SUPPLIED PASSAGE >>
>>
Renwick

Introduction

Renwick is located on the south-eastern edge of the town of Mittagong in the Southern Highlands of New South Wales. The masterplan for the 116-hectare estate provides for 600 dwellings, a village centre including retail, childcare and community facilities, and 30 hectares of public open space incorporating parks, local woodland and an extensive riparian corridor. Residential areas in the Southern Highlands are typically characterised by low-density housing and car dependence, and the population has a higher than average prevalence of overweight and obese people. To help address this, the Heart Foundation’s Healthy by Design (2004) guidelines were used to inform the plan and design of Renwick. An evaluation of the project was undertaken from 2011-2016, and although the community is still in development, the evaluation shows a good fit between Renwick’s design and the semi-rural values of its residents. Renwick is a pilot project in achieving healthy outcomes through application of healthy design principles.

Description of project

In 2002, the Renwick site was identified as an urban land release site in the Wingecarribee Shire Council’s Strategic Plan. A Local Environmental Study (LES) was undertaken in preparation for development of a Local Environmental Plan (LEP) for the site. In 2004, in response to community concern about increasing housing density in the semi-rural area, Wingecarribee Shire Council resolved that there would be a maximum of 600 lots on the Renwick site. The diverse range of lot types, from 300 square metre ‘cottage lots’, located closest to the Village Centre, to 4,000 square metre ‘acre lots’, provide for a range of housing alternatives in a rural setting. As of 2016, $20,000 Housing Affordability Fund rebates are available to eligible purchasers on nominated lots under 2,000 square metres.

The Masterplan, includes several public open spaces, with co-located community facilities, including a Village Square, a Village Green with toilets, picnic shelters, play equipment, garden areas and various pocket parks within the residential areas. These project components are partially realised, with the Village Green and Rotherwood Park delivered in late 2015. The Village Centre will be the main urban focus for the new community, and a concentrated focal point for local economic, social, cultural and community activities. The design will establish a strong sense of place through facades fronting the square and streets with active edges, shopfront window displays, and inviting entries.
<<
PARTS OF THE EXERCISE >>
A) According to the Renwick overview, in what year did Wingecarribee Shire Council resolve to cap the Renwick site at a maximum of 600 lots?
B) Reproduce verbatim everything in the Renwick overview from "Description of project" down to "2,000 square metres.".
The listing after this point is separate material, not part of the Renwick overview.

INFORMATION SUPPLIED >>
>>
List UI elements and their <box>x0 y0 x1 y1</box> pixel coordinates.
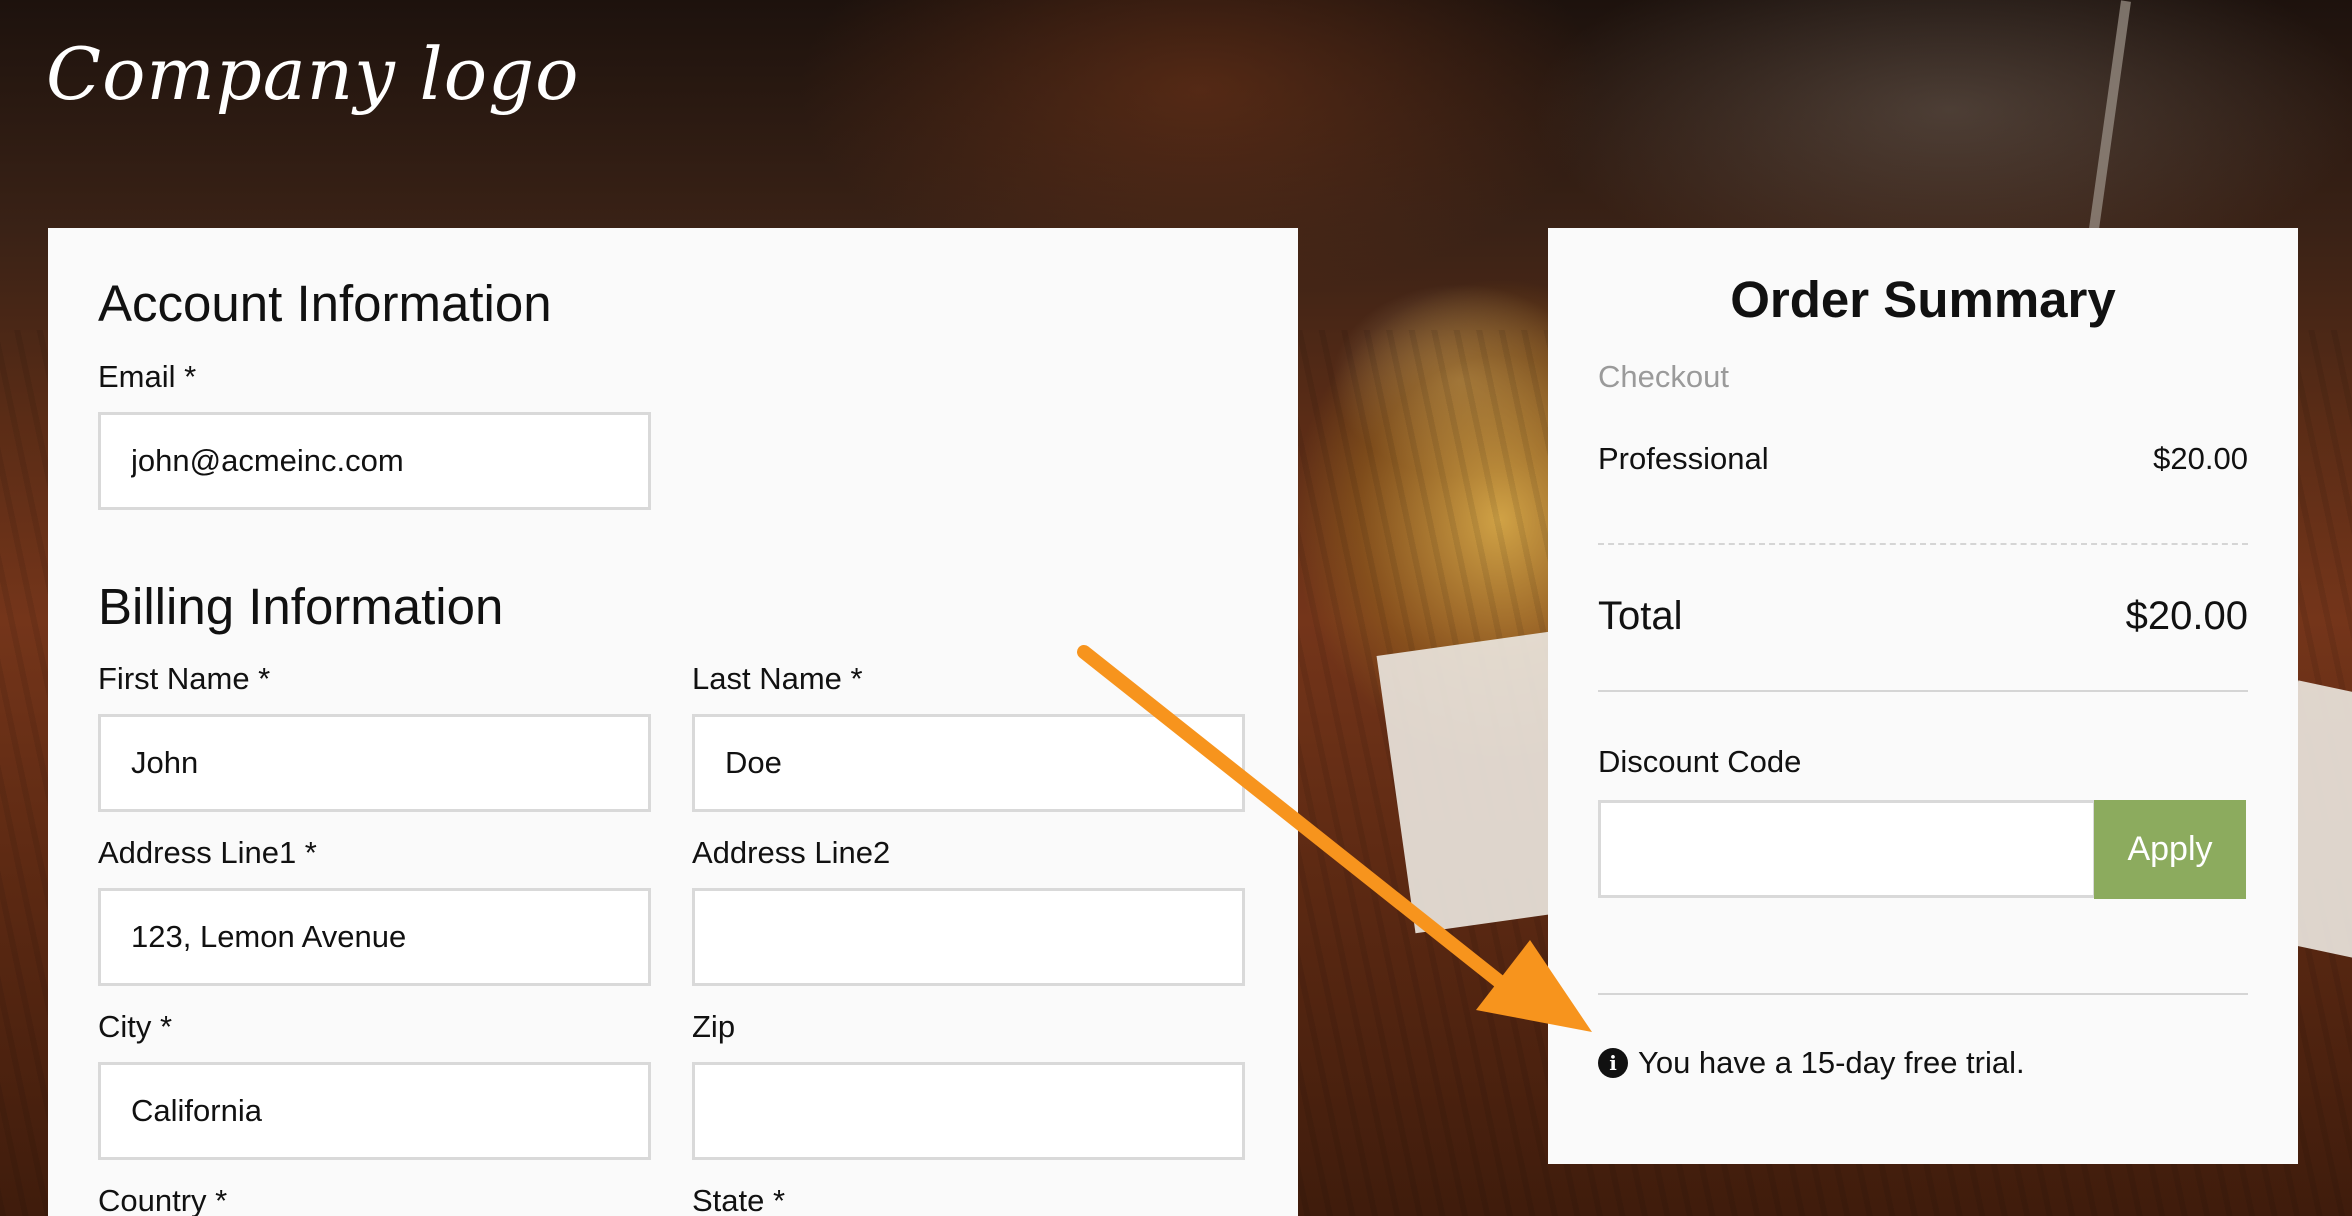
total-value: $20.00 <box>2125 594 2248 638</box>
<<
RESPONSES IN ORDER >>
A) 2004

B)
Description of project

In 2002, the Renwick site was identified as an urban land release site in the Wingecarribee Shire Council’s Strategic Plan. A Local Environmental Study (LES) was undertaken in preparation for development of a Local Environmental Plan (LEP) for the site. In 2004, in response to community concern about increasing housing density in the semi-rural area, Wingecarribee Shire Council resolved that there would be a maximum of 600 lots on the Renwick site. The diverse range of lot types, from 300 square metre ‘cottage lots’, located closest to the Village Centre, to 4,000 square metre ‘acre lots’, provide for a range of housing alternatives in a rural setting. As of 2016, $20,000 Housing Affordability Fund rebates are available to eligible purchasers on nominated lots under 2,000 square metres.